Find and copy every line in the records that includes the string "JSON".

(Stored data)
[Start]
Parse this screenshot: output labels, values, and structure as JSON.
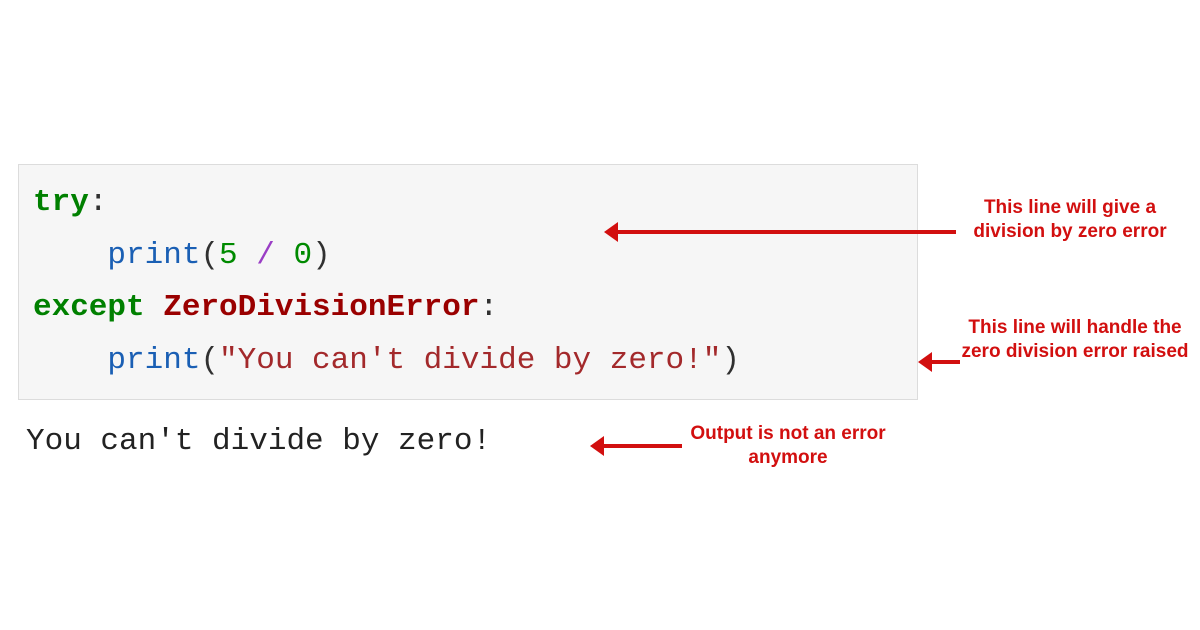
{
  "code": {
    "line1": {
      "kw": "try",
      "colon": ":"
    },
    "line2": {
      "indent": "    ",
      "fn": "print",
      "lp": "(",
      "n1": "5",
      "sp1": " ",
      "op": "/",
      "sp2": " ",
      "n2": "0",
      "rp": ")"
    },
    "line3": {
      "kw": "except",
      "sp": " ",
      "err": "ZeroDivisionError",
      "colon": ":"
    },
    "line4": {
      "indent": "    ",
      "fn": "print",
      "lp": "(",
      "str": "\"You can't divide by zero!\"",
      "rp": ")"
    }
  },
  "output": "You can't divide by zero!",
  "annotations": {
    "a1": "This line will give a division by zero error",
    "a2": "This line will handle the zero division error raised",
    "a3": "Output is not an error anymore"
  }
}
[End]
[Start]
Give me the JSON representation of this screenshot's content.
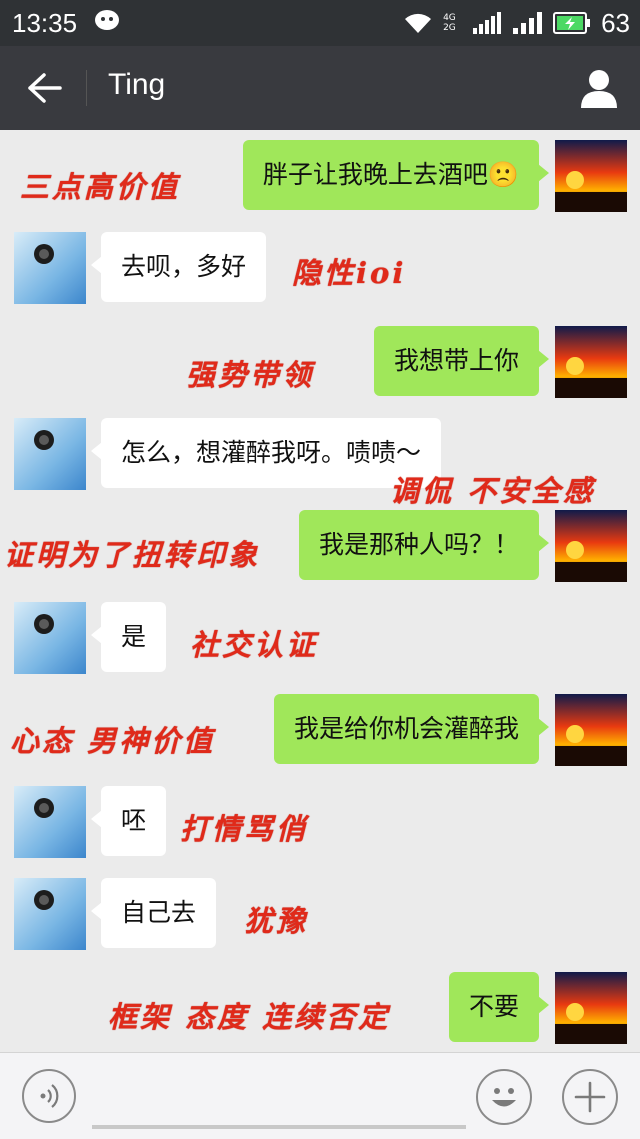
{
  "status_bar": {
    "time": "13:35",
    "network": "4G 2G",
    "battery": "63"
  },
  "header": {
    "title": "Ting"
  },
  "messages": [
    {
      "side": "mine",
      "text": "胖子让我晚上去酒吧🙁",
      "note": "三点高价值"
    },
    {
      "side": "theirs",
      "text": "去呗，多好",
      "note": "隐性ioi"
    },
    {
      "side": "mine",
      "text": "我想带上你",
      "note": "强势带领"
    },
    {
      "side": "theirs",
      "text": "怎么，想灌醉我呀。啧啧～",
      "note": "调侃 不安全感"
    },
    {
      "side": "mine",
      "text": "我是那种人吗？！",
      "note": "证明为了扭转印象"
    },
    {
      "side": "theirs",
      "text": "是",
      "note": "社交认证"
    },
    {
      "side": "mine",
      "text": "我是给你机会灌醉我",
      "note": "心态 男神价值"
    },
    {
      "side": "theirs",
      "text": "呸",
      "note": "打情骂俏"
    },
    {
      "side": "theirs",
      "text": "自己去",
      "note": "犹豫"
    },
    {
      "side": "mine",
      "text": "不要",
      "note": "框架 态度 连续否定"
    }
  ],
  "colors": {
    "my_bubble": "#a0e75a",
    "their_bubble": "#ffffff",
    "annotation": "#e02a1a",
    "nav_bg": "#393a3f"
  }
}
[End]
● **THE OUTPUT**
Parse this screenshot: output labels, values, and structure as JSON.
Give me the JSON representation of this screenshot's content.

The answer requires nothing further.